# ACTIVITIES:
(1) Which wrestlers are named in the rookie-wrestler post? List every one.
(2) Can you retype the rookie-wrestler post, starting at "BG East’s Ben" and ending at "homoerotic wrestling imagination."?

BG East’s Damien Rush
It’s an incredibly close call, but Diego just barely beats out lovely new BG East coverboy, Damien Rush, as my #1 still frame crush among the rookies recently taking center stage. Wow, wow, wow! Holy hell, Damien’s sexy, hairy body belongs hanging by his ankles from a stripper pole if ever a body did! 5’11 (or 6′?) and 180 pounds, the tale of the tape seems to put him squarely in the relatively average proportions of moderately fit athletes, but good god, this luscious piece of meat looks way, way above and beyond average! Again, the match description for Strip Stakes 3 (score!) is tantalizing, reporting that Damien is “born to privilege and accustomed to getting his way.” The sexy-as-hell raw fuckability of this silver spoon fed lovely, paired with the photo evidence that he gets stripped naked and keeps on wrestling in his match with heel-rising muscle beast, Morgan Cruise, is sending fireworks exploding in my head. All that promise… I’m breathless in anticipation!
BG East’s Ben Monaco

Mat Rookies’ 1 Ben Monaco is my 3rd place still-frame crush among this current batch of rookies. Hairy pecs, sweaty mat action, and a lip-lock rookie narrative are all major assets to make me crave in-motion evidence that this still-frame hunk is as hot as I think he is. 5’10” tall, 175 pounds, the phrase “one of the meatiest kisses in the history of underground wrestling,” lights a fuse under the powder keg that is my homoerotic wrestling imagination.

# DATA FOR REVIEW:
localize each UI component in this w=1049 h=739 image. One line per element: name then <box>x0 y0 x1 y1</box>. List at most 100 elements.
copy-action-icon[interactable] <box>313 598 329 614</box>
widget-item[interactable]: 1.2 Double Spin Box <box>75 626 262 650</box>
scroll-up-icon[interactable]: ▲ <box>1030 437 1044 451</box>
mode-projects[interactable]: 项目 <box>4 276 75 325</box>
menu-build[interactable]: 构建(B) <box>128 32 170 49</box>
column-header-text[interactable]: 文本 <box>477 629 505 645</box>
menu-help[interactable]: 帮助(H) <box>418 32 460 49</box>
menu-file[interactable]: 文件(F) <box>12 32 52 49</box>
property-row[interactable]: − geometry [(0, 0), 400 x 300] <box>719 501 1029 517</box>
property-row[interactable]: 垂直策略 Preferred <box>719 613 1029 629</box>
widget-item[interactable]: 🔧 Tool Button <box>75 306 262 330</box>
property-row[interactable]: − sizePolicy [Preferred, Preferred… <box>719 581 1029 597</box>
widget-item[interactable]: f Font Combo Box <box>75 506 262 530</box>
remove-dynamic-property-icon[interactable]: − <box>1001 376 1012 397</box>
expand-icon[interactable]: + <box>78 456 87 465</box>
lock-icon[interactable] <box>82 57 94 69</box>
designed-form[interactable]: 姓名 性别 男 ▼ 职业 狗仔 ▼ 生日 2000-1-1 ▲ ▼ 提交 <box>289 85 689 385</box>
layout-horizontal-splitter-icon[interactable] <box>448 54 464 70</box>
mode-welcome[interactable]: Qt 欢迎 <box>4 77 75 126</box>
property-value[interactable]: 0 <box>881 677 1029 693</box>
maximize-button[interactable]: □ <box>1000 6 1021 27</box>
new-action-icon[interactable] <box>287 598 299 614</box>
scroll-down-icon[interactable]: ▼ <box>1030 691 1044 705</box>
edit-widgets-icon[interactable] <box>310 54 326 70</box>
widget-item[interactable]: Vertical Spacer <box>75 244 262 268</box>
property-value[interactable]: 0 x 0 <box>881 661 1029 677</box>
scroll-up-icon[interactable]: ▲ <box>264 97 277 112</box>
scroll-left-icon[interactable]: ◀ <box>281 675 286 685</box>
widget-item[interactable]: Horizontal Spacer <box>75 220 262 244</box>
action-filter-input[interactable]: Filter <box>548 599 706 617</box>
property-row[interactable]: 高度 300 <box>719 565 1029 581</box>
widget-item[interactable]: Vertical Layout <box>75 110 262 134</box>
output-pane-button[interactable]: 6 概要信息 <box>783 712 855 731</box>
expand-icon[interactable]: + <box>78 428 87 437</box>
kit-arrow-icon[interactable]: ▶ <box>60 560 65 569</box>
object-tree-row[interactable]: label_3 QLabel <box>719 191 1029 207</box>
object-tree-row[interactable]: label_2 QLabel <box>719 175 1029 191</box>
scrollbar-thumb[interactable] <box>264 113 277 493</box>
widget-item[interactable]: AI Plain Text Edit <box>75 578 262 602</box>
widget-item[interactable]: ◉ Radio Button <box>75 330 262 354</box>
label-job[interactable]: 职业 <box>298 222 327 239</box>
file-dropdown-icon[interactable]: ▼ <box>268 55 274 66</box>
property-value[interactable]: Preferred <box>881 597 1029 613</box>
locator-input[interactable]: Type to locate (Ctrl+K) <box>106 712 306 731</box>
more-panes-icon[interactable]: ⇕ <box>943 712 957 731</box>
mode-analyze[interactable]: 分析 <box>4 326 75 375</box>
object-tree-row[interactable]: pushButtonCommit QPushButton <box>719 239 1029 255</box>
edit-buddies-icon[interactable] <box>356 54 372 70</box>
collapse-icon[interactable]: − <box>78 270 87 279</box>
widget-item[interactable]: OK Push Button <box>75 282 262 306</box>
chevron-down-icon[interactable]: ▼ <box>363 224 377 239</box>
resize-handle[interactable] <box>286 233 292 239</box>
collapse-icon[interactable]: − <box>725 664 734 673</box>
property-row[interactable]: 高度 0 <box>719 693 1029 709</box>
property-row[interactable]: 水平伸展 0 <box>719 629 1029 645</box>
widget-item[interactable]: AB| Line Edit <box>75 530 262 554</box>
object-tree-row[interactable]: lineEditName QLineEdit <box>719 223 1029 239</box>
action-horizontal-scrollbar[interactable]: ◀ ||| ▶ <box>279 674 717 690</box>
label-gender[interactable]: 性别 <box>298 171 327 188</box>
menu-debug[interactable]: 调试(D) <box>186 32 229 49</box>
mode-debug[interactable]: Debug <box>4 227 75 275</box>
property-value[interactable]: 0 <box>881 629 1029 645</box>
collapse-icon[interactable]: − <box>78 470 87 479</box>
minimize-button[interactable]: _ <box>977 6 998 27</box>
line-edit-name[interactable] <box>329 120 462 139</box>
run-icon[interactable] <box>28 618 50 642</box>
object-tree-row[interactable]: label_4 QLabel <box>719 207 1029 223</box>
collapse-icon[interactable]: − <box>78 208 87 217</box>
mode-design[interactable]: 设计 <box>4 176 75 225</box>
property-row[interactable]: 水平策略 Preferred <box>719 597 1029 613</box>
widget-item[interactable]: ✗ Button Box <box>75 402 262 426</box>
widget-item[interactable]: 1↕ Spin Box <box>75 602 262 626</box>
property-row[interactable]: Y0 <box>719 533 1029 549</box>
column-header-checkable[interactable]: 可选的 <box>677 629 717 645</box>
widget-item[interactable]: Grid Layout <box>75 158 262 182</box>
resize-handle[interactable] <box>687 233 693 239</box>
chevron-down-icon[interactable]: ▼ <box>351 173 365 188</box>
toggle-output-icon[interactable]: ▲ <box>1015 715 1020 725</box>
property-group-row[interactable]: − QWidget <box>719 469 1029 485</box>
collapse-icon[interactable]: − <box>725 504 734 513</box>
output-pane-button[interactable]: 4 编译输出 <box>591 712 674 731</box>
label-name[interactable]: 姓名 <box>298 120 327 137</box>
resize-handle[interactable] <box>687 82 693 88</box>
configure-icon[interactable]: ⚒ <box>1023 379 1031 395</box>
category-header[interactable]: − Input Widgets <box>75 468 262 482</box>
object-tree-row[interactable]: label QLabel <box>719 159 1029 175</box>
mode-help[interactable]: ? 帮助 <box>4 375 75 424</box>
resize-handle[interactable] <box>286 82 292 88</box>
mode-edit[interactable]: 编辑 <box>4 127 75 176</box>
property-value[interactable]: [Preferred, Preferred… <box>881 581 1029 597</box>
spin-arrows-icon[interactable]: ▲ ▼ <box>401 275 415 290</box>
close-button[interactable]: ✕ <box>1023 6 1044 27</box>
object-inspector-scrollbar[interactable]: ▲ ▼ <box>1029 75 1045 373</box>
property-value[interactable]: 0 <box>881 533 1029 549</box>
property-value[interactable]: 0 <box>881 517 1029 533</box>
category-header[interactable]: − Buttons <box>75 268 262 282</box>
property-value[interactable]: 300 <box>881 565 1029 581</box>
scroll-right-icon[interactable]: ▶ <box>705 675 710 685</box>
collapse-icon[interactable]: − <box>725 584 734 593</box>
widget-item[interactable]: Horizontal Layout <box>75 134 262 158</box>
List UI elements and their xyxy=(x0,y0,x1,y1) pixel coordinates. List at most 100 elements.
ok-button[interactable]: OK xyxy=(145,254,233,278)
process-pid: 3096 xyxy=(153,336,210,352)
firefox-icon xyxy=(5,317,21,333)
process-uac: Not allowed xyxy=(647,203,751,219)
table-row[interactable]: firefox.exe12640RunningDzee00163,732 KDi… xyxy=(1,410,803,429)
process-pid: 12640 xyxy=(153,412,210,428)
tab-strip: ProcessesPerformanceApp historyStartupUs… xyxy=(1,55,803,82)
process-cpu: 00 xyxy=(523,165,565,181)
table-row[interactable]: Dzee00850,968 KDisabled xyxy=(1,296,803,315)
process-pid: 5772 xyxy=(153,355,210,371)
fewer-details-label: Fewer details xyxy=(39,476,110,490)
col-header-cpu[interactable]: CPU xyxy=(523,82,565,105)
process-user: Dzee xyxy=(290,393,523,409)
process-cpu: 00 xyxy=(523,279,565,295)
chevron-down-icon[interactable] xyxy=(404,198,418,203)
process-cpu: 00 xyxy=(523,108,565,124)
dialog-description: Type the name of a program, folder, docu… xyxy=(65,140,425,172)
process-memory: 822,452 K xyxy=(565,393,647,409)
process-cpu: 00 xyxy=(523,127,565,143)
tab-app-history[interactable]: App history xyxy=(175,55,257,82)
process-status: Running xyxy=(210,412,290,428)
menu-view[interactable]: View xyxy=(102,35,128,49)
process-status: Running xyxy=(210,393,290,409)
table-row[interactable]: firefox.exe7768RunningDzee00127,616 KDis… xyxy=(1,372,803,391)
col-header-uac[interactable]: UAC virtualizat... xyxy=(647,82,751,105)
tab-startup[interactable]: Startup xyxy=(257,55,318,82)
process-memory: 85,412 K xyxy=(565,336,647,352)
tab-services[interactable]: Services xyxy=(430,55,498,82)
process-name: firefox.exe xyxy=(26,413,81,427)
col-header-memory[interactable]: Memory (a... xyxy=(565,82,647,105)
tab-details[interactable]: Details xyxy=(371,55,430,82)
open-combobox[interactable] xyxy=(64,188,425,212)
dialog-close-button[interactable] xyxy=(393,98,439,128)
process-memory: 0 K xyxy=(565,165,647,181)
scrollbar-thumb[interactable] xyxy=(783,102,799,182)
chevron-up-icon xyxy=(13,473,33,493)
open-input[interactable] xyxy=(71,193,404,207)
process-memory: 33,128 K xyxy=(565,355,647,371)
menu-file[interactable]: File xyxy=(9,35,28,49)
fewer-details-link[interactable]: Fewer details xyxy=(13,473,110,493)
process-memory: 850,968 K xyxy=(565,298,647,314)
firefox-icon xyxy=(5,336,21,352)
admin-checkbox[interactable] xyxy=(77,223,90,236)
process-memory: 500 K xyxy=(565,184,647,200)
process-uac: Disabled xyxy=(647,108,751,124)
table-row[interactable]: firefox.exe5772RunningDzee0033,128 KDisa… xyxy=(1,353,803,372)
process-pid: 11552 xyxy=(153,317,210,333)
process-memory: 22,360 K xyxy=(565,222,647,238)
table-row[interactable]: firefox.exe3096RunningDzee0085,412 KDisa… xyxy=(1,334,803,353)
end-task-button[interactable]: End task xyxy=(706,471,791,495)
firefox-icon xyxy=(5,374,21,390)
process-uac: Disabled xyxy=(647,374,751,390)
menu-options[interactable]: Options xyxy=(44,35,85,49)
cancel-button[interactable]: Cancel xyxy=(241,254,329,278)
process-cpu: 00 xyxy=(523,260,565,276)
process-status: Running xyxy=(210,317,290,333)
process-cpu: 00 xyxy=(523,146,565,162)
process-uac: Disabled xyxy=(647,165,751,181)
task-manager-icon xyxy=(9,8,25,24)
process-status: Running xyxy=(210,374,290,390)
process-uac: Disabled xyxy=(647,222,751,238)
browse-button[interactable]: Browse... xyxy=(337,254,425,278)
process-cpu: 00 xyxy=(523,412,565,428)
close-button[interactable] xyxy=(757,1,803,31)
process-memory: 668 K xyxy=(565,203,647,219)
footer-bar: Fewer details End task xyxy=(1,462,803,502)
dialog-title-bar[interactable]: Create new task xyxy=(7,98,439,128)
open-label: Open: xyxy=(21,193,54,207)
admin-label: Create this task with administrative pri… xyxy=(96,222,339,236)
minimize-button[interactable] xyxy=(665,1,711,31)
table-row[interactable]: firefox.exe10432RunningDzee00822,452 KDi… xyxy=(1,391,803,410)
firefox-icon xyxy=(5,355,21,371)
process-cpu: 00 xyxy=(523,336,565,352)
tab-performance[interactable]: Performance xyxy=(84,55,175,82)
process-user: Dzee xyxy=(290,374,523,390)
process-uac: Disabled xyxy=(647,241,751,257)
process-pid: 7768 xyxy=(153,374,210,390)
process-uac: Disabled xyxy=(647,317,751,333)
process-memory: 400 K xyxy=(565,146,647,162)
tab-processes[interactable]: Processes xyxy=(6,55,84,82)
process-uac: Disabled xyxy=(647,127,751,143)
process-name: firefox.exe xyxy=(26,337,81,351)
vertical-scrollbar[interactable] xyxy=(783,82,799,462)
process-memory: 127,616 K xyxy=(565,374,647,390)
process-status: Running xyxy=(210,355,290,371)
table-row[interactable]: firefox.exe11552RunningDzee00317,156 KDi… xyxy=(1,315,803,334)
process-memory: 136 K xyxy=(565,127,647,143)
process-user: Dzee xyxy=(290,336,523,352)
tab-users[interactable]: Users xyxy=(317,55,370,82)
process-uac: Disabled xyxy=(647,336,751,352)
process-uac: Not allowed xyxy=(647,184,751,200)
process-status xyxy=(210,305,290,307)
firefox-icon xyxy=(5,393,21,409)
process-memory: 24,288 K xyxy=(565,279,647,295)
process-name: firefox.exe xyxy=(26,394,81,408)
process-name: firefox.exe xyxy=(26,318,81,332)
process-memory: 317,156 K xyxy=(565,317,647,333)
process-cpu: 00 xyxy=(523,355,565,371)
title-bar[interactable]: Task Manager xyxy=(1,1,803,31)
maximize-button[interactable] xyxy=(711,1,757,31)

# ANSWERS TO THE EXERCISE:
(1) Diego, Damien Rush, Morgan Cruise, Ben Monaco

(2)
BG East’s Ben Monaco

Mat Rookies’ 1 Ben Monaco is my 3rd place still-frame crush among this current batch of rookies. Hairy pecs, sweaty mat action, and a lip-lock rookie narrative are all major assets to make me crave in-motion evidence that this still-frame hunk is as hot as I think he is. 5’10” tall, 175 pounds, the phrase “one of the meatiest kisses in the history of underground wrestling,” lights a fuse under the powder keg that is my homoerotic wrestling imagination.